■ **TASK BRIEF**: Pictures appear in the records below; write out everything else exactly.

■ **DATA LISTING**:
+++

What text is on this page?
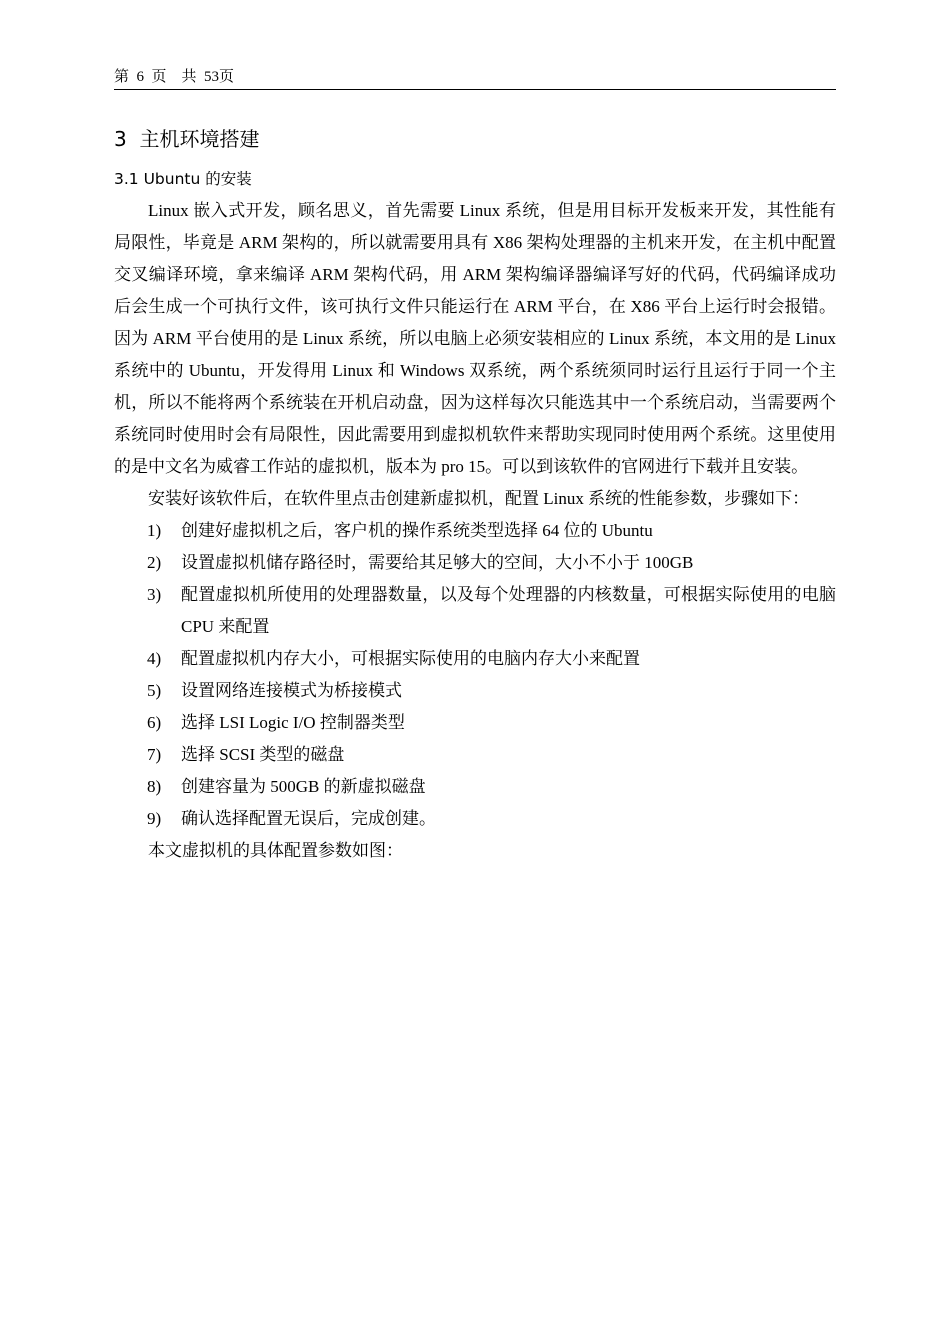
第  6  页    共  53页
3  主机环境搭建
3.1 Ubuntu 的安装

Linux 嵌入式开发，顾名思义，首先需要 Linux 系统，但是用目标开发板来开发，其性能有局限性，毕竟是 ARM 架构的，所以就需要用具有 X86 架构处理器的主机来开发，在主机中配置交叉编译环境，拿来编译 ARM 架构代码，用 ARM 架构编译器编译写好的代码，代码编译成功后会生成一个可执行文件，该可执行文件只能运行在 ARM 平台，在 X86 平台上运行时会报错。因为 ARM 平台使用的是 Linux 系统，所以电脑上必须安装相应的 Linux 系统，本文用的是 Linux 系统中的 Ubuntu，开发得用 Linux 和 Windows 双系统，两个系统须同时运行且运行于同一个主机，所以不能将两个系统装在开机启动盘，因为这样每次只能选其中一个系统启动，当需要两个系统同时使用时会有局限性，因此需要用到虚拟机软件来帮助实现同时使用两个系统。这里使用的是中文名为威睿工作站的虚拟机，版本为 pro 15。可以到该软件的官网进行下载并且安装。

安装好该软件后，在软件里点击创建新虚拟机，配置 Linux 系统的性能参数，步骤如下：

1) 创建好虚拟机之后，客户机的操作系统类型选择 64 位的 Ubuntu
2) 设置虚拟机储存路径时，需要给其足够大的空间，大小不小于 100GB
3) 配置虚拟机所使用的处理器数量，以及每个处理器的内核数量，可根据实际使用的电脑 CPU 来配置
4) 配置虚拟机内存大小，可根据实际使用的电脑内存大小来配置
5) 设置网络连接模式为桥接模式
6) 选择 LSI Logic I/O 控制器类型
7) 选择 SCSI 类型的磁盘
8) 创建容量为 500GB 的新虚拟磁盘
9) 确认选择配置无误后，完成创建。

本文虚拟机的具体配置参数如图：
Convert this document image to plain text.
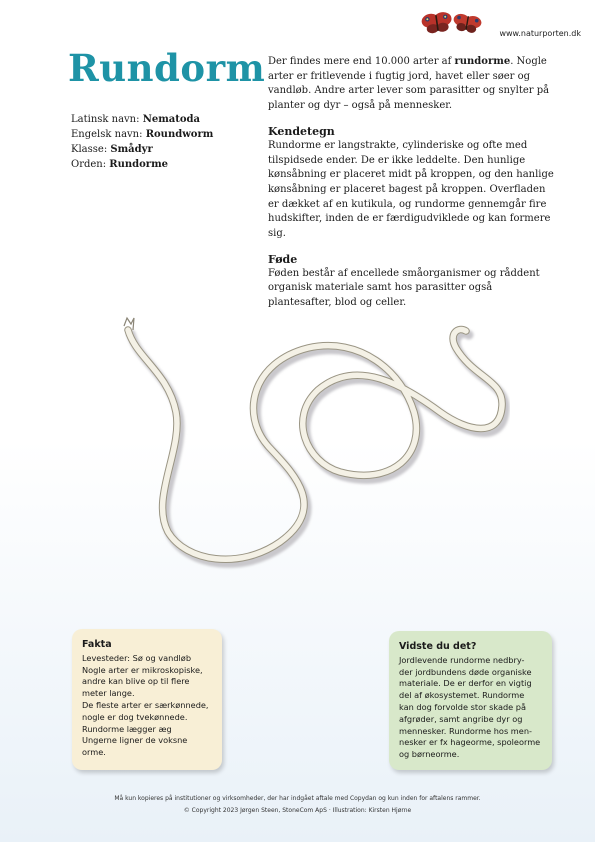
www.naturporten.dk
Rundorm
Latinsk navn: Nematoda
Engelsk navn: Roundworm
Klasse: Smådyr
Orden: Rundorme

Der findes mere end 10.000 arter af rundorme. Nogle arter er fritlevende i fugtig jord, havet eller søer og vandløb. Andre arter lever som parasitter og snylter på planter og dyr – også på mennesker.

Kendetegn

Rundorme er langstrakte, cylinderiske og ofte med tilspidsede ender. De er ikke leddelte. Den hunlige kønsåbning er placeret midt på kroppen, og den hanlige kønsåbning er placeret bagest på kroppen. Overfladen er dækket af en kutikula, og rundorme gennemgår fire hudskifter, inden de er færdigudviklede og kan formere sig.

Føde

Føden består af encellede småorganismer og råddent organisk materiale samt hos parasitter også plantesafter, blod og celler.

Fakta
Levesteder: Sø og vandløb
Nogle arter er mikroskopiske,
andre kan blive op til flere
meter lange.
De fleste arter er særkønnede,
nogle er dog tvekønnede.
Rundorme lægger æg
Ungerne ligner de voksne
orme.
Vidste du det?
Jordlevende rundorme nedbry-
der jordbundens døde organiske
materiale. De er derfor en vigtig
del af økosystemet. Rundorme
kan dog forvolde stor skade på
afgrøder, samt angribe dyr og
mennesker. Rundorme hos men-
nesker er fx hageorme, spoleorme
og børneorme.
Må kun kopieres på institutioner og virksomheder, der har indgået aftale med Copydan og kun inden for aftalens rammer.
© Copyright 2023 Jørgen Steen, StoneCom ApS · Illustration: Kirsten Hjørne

+++

■ **WRITTEN SOLUTION**:
What text is on this page?
第  6  页    共  53页
3  主机环境搭建
3.1 Ubuntu 的安装

Linux 嵌入式开发，顾名思义，首先需要 Linux 系统，但是用目标开发板来开发，其性能有局限性，毕竟是 ARM 架构的，所以就需要用具有 X86 架构处理器的主机来开发，在主机中配置交叉编译环境，拿来编译 ARM 架构代码，用 ARM 架构编译器编译写好的代码，代码编译成功后会生成一个可执行文件，该可执行文件只能运行在 ARM 平台，在 X86 平台上运行时会报错。因为 ARM 平台使用的是 Linux 系统，所以电脑上必须安装相应的 Linux 系统，本文用的是 Linux 系统中的 Ubuntu，开发得用 Linux 和 Windows 双系统，两个系统须同时运行且运行于同一个主机，所以不能将两个系统装在开机启动盘，因为这样每次只能选其中一个系统启动，当需要两个系统同时使用时会有局限性，因此需要用到虚拟机软件来帮助实现同时使用两个系统。这里使用的是中文名为威睿工作站的虚拟机，版本为 pro 15。可以到该软件的官网进行下载并且安装。

安装好该软件后，在软件里点击创建新虚拟机，配置 Linux 系统的性能参数，步骤如下：

1) 创建好虚拟机之后，客户机的操作系统类型选择 64 位的 Ubuntu
2) 设置虚拟机储存路径时，需要给其足够大的空间，大小不小于 100GB
3) 配置虚拟机所使用的处理器数量，以及每个处理器的内核数量，可根据实际使用的电脑 CPU 来配置
4) 配置虚拟机内存大小，可根据实际使用的电脑内存大小来配置
5) 设置网络连接模式为桥接模式
6) 选择 LSI Logic I/O 控制器类型
7) 选择 SCSI 类型的磁盘
8) 创建容量为 500GB 的新虚拟磁盘
9) 确认选择配置无误后，完成创建。

本文虚拟机的具体配置参数如图：
Convert this document image to plain text.
www.naturporten.dk
Rundorm
Latinsk navn: Nematoda
Engelsk navn: Roundworm
Klasse: Smådyr
Orden: Rundorme

Der findes mere end 10.000 arter af rundorme. Nogle arter er fritlevende i fugtig jord, havet eller søer og vandløb. Andre arter lever som parasitter og snylter på planter og dyr – også på mennesker.

Kendetegn

Rundorme er langstrakte, cylinderiske og ofte med tilspidsede ender. De er ikke leddelte. Den hunlige kønsåbning er placeret midt på kroppen, og den hanlige kønsåbning er placeret bagest på kroppen. Overfladen er dækket af en kutikula, og rundorme gennemgår fire hudskifter, inden de er færdigudviklede og kan formere sig.

Føde

Føden består af encellede småorganismer og råddent organisk materiale samt hos parasitter også plantesafter, blod og celler.

Fakta
Levesteder: Sø og vandløb
Nogle arter er mikroskopiske,
andre kan blive op til flere
meter lange.
De fleste arter er særkønnede,
nogle er dog tvekønnede.
Rundorme lægger æg
Ungerne ligner de voksne
orme.
Vidste du det?
Jordlevende rundorme nedbry-
der jordbundens døde organiske
materiale. De er derfor en vigtig
del af økosystemet. Rundorme
kan dog forvolde stor skade på
afgrøder, samt angribe dyr og
mennesker. Rundorme hos men-
nesker er fx hageorme, spoleorme
og børneorme.
Må kun kopieres på institutioner og virksomheder, der har indgået aftale med Copydan og kun inden for aftalens rammer.
© Copyright 2023 Jørgen Steen, StoneCom ApS · Illustration: Kirsten Hjørne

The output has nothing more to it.